What the task requires:
Say how many lines contain the word "计划标准" and give no other text.

Data listing:
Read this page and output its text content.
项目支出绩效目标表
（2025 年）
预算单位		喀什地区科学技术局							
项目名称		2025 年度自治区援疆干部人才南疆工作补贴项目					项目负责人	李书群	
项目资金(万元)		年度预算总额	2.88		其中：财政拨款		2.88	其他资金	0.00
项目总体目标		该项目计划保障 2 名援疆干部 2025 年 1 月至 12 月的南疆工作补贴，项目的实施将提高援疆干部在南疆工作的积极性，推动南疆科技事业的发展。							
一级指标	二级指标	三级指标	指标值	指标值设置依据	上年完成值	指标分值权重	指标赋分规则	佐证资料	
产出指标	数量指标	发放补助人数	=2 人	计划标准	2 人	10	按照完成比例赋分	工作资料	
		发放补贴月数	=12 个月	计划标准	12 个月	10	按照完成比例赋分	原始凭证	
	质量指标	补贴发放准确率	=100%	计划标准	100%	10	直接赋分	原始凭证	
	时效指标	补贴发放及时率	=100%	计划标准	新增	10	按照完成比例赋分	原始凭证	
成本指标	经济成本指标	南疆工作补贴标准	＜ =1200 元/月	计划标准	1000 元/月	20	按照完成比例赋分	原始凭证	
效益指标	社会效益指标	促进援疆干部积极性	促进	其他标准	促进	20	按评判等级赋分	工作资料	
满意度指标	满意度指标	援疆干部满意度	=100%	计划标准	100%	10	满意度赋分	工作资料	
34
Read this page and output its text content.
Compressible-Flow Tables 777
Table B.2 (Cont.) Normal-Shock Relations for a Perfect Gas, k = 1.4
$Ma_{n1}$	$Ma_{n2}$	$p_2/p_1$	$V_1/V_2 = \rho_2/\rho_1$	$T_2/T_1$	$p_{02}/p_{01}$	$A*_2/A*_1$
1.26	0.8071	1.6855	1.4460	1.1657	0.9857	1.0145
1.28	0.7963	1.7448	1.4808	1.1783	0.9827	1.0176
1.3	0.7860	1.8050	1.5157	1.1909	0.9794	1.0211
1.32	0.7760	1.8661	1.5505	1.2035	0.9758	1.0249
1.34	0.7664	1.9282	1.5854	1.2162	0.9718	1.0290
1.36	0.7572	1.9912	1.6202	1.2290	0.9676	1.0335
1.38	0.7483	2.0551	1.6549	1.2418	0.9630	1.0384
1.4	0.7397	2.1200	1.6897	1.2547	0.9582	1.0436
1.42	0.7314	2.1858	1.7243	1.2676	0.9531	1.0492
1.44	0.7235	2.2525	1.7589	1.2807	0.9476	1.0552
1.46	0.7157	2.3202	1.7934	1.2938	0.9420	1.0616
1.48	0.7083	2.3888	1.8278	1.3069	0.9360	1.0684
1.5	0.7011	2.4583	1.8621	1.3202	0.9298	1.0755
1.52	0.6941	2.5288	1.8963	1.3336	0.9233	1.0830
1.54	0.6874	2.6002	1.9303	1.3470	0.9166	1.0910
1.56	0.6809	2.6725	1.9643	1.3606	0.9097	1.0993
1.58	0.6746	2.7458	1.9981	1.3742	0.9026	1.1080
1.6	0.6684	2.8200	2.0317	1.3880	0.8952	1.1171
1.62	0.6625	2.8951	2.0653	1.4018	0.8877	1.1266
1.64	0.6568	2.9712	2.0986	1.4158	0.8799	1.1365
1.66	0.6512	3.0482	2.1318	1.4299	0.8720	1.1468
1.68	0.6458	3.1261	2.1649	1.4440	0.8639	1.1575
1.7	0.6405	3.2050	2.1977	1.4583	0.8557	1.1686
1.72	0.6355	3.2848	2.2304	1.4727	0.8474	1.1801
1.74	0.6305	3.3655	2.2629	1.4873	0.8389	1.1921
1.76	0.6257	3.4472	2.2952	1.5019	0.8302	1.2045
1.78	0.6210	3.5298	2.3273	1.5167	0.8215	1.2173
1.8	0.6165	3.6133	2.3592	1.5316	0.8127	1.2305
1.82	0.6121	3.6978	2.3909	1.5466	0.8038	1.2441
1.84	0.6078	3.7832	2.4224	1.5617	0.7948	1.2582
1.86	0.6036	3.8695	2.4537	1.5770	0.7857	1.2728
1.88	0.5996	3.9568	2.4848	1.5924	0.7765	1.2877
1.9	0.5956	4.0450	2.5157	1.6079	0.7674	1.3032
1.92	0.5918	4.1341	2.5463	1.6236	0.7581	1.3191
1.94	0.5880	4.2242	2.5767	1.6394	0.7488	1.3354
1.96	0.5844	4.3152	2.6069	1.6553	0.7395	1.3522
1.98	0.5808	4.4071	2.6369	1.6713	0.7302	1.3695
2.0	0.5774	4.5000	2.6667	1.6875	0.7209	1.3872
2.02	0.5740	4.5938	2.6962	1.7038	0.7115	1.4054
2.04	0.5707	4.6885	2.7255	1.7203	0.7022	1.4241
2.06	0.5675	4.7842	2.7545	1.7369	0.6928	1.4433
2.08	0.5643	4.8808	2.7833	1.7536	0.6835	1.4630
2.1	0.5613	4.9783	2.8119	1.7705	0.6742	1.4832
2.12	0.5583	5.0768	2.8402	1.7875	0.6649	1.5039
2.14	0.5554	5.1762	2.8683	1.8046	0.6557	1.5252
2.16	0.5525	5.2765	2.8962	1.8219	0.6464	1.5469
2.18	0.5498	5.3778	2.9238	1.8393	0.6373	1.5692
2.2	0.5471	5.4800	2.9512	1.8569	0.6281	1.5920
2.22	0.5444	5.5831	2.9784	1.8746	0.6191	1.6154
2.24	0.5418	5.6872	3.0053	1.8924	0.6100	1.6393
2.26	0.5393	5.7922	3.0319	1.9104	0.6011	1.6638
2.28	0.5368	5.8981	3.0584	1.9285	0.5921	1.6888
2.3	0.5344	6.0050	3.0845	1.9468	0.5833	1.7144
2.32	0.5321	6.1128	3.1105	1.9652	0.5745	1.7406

Response to the task:
6